- **What you are asked to do**
Your task is to reproduce the material exactly.

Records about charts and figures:
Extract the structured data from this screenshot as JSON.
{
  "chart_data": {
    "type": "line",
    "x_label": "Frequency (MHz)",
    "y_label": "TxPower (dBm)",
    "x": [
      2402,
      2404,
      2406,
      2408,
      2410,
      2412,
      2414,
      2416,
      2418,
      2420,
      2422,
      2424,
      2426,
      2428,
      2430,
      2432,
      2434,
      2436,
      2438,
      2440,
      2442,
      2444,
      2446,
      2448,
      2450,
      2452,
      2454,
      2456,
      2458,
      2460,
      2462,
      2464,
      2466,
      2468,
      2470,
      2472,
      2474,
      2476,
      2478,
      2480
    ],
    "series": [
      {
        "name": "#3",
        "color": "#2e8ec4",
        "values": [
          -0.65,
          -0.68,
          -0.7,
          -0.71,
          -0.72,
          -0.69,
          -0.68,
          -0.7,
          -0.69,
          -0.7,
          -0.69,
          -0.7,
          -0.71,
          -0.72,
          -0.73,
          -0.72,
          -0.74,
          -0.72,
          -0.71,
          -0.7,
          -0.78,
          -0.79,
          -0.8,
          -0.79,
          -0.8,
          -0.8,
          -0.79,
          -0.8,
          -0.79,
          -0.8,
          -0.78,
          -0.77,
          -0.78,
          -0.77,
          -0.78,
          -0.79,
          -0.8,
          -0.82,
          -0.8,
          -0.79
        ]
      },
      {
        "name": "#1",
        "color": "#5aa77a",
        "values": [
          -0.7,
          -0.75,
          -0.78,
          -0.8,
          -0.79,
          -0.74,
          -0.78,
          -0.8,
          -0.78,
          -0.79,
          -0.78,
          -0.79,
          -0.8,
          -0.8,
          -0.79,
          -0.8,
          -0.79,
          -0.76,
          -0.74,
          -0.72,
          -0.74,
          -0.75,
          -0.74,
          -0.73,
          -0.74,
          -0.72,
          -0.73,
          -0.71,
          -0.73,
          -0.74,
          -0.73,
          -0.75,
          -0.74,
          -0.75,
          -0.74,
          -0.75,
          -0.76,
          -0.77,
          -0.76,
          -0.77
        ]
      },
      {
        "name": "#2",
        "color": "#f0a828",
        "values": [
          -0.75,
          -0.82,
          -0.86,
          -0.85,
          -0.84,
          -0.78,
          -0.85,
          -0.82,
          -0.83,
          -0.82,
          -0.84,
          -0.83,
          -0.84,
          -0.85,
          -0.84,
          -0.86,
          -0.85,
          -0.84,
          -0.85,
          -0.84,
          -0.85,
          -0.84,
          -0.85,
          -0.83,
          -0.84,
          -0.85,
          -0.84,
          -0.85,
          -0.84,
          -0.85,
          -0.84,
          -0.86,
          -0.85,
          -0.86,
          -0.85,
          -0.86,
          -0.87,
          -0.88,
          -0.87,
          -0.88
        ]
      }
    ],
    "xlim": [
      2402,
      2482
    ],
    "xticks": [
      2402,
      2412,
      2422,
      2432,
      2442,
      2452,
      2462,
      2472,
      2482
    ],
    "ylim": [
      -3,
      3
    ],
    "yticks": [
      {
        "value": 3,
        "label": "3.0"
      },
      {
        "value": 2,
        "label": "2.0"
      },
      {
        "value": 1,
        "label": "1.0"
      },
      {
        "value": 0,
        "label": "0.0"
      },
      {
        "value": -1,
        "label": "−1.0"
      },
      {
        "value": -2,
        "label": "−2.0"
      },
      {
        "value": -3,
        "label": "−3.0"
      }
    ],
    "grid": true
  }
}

- **Task response**
Extract the structured data from this screenshot as JSON.
{
  "chart_data": {
    "type": "line",
    "x_label": "Frequency (MHz)",
    "y_label": "TxPower (dBm)",
    "x": [
      2402,
      2404,
      2406,
      2408,
      2410,
      2412,
      2414,
      2416,
      2418,
      2420,
      2422,
      2424,
      2426,
      2428,
      2430,
      2432,
      2434,
      2436,
      2438,
      2440,
      2442,
      2444,
      2446,
      2448,
      2450,
      2452,
      2454,
      2456,
      2458,
      2460,
      2462,
      2464,
      2466,
      2468,
      2470,
      2472,
      2474,
      2476,
      2478,
      2480
    ],
    "series": [
      {
        "name": "#3",
        "color": "#2e8ec4",
        "values": [
          -0.65,
          -0.68,
          -0.7,
          -0.71,
          -0.72,
          -0.69,
          -0.68,
          -0.7,
          -0.69,
          -0.7,
          -0.69,
          -0.7,
          -0.71,
          -0.72,
          -0.73,
          -0.72,
          -0.74,
          -0.72,
          -0.71,
          -0.7,
          -0.78,
          -0.79,
          -0.8,
          -0.79,
          -0.8,
          -0.8,
          -0.79,
          -0.8,
          -0.79,
          -0.8,
          -0.78,
          -0.77,
          -0.78,
          -0.77,
          -0.78,
          -0.79,
          -0.8,
          -0.82,
          -0.8,
          -0.79
        ]
      },
      {
        "name": "#1",
        "color": "#5aa77a",
        "values": [
          -0.7,
          -0.75,
          -0.78,
          -0.8,
          -0.79,
          -0.74,
          -0.78,
          -0.8,
          -0.78,
          -0.79,
          -0.78,
          -0.79,
          -0.8,
          -0.8,
          -0.79,
          -0.8,
          -0.79,
          -0.76,
          -0.74,
          -0.72,
          -0.74,
          -0.75,
          -0.74,
          -0.73,
          -0.74,
          -0.72,
          -0.73,
          -0.71,
          -0.73,
          -0.74,
          -0.73,
          -0.75,
          -0.74,
          -0.75,
          -0.74,
          -0.75,
          -0.76,
          -0.77,
          -0.76,
          -0.77
        ]
      },
      {
        "name": "#2",
        "color": "#f0a828",
        "values": [
          -0.75,
          -0.82,
          -0.86,
          -0.85,
          -0.84,
          -0.78,
          -0.85,
          -0.82,
          -0.83,
          -0.82,
          -0.84,
          -0.83,
          -0.84,
          -0.85,
          -0.84,
          -0.86,
          -0.85,
          -0.84,
          -0.85,
          -0.84,
          -0.85,
          -0.84,
          -0.85,
          -0.83,
          -0.84,
          -0.85,
          -0.84,
          -0.85,
          -0.84,
          -0.85,
          -0.84,
          -0.86,
          -0.85,
          -0.86,
          -0.85,
          -0.86,
          -0.87,
          -0.88,
          -0.87,
          -0.88
        ]
      }
    ],
    "xlim": [
      2402,
      2482
    ],
    "xticks": [
      2402,
      2412,
      2422,
      2432,
      2442,
      2452,
      2462,
      2472,
      2482
    ],
    "ylim": [
      -3,
      3
    ],
    "yticks": [
      {
        "value": 3,
        "label": "3.0"
      },
      {
        "value": 2,
        "label": "2.0"
      },
      {
        "value": 1,
        "label": "1.0"
      },
      {
        "value": 0,
        "label": "0.0"
      },
      {
        "value": -1,
        "label": "−1.0"
      },
      {
        "value": -2,
        "label": "−2.0"
      },
      {
        "value": -3,
        "label": "−3.0"
      }
    ],
    "grid": true
  }
}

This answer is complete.